__RECORDS FOR THE EXERCISE__
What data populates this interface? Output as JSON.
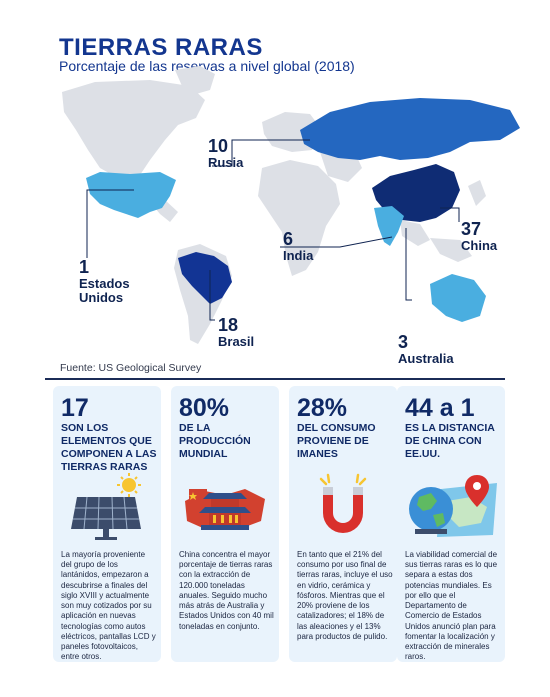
{
  "header": {
    "title": "TIERRAS RARAS",
    "subtitle": "Porcentaje de las reservas a nivel global (2018)"
  },
  "colors": {
    "dark": "#0f2c74",
    "mid": "#2b6cc0",
    "light": "#4aaee0",
    "land": "#dde0e6"
  },
  "chart_data": {
    "type": "map",
    "title": "TIERRAS RARAS",
    "subtitle": "Porcentaje de las reservas a nivel global (2018)",
    "unit": "%",
    "regions": [
      {
        "name": "China",
        "value": 37
      },
      {
        "name": "Brasil",
        "value": 18
      },
      {
        "name": "Rusia",
        "value": 10
      },
      {
        "name": "India",
        "value": 6
      },
      {
        "name": "Australia",
        "value": 3
      },
      {
        "name": "Estados Unidos",
        "value": 1
      }
    ]
  },
  "source": "Fuente: US Geological Survey",
  "cards": [
    {
      "big": "17",
      "head": "SON LOS ELEMENTOS QUE COMPONEN A LAS TIERRAS RARAS",
      "icon": "solar-panel-icon",
      "body": "La mayoría proveniente del grupo de los lantánidos, empezaron a descubrirse a finales del siglo XVIII y actualmente son muy cotizados por su aplicación en nuevas tecnologías como autos eléctricos, pantallas LCD y paneles fotovoltaicos, entre otros."
    },
    {
      "big": "80%",
      "head": "DE LA PRODUCCIÓN MUNDIAL",
      "icon": "china-temple-icon",
      "body": "China concentra el mayor porcentaje de tierras raras con la extracción de 120.000 toneladas anuales. Seguido mucho más atrás de Australia y Estados Unidos con 40 mil toneladas en conjunto."
    },
    {
      "big": "28%",
      "head": "DEL CONSUMO PROVIENE DE IMANES",
      "icon": "magnet-icon",
      "body": "En tanto que el 21% del consumo por uso final de tierras raras, incluye el uso en vidrio, cerámica y fósforos. Mientras que el 20% proviene de los catalizadores; el 18% de las aleaciones y el 13% para productos de pulido."
    },
    {
      "big": "44 a 1",
      "head": "ES LA DISTANCIA DE CHINA CON EE.UU.",
      "icon": "globe-map-pin-icon",
      "body": "La viabilidad comercial de sus tierras raras es lo que separa a estas dos potencias mundiales. Es por ello que el Departamento de Comercio de Estados Unidos anunció plan para fomentar la localización y extracción de minerales raros."
    }
  ]
}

__REQUIRED WORK__
Out of the material above, gather each line where "Australia" appears.

__EXERCISE RESULT__
        "name": "Australia",
      "body": "China concentra el mayor porcentaje de tierras raras con la extracción de 120.000 toneladas anuales. Seguido mucho más atrás de Australia y Estados Unidos con 40 mil toneladas en conjunto."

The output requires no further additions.